**DOCUMENTO FUENTE**
==============================

"Hago todos los días mi "ratito" de oración: ¡si no fuera por eso!" (Camino, 106)

28 de junio de 2017

POR SUS FRUTOS LOS CONOCERÉIS

— Los frutos buenos solo pueden provenir de un árbol sano. Los falsos maestros y su mala doctrina.
— El trato con Dios y las obras del cristiano.
— Los frutos amargos del laicismo
I. El Señor insiste en repetidas ocasiones en el peligro de los falsos profetas, que llevarán a muchos a su ruina espiritual1. En el Antiguo Testamento también se hace referencia a estos malos pastores que causan estragos en el pueblo de Dios. Así, el Profeta Jeremías denuncia la impiedad de aquellos que profetizan por Baal y desorientan a mi pueblo Israel, lo engañan y le cuentan sus propias fantasías y no las palabras de Yahvé..., descarrían a mi pueblo con sus mentiras y sus jactancias, siendo así que yo no los he enviado, ni les he dado misión alguna, ni han hecho a mi pueblo ningún bien2. Pronto aparecieron también en el seno de la Iglesia. San Pablo los llama falsos hermanos y falsos apóstoles3, y advierte a los primeros cristianos que se guarden de ellos; San Pedro los llama falsos doctores4. En nuestros días también han proliferado los maestros del error; ha sido abundante la siembra de malas semillas, y han sido causa de desconcierto y de ruina para muchos.

==============================

**LÍNEAS DE DATOS**
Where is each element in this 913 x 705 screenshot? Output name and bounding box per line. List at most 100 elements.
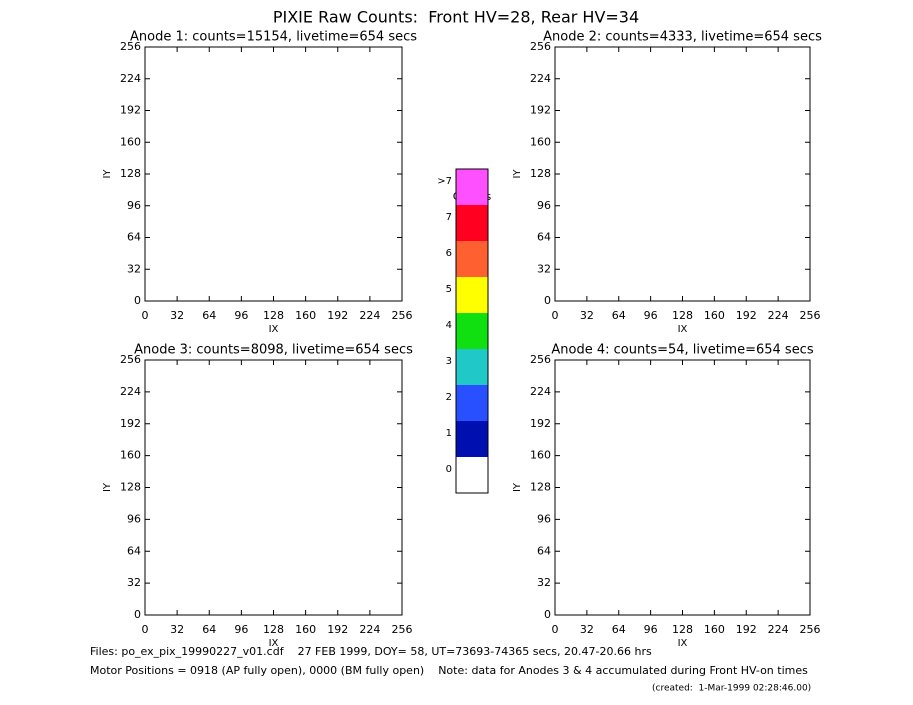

==============================

**PROBLEMA PLANTEADO**
Por favor, transcribe completo y sin ningún cambio el documento fuente sobre los falsos profetas.

**RESULTADO DEL EJERCICIO**
"Hago todos los días mi "ratito" de oración: ¡si no fuera por eso!" (Camino, 106)

28 de junio de 2017

POR SUS FRUTOS LOS CONOCERÉIS

— Los frutos buenos solo pueden provenir de un árbol sano. Los falsos maestros y su mala doctrina.
— El trato con Dios y las obras del cristiano.
— Los frutos amargos del laicismo
I. El Señor insiste en repetidas ocasiones en el peligro de los falsos profetas, que llevarán a muchos a su ruina espiritual1. En el Antiguo Testamento también se hace referencia a estos malos pastores que causan estragos en el pueblo de Dios. Así, el Profeta Jeremías denuncia la impiedad de aquellos que profetizan por Baal y desorientan a mi pueblo Israel, lo engañan y le cuentan sus propias fantasías y no las palabras de Yahvé..., descarrían a mi pueblo con sus mentiras y sus jactancias, siendo así que yo no los he enviado, ni les he dado misión alguna, ni han hecho a mi pueblo ningún bien2. Pronto aparecieron también en el seno de la Iglesia. San Pablo los llama falsos hermanos y falsos apóstoles3, y advierte a los primeros cristianos que se guarden de ellos; San Pedro los llama falsos doctores4. En nuestros días también han proliferado los maestros del error; ha sido abundante la siembra de malas semillas, y han sido causa de desconcierto y de ruina para muchos.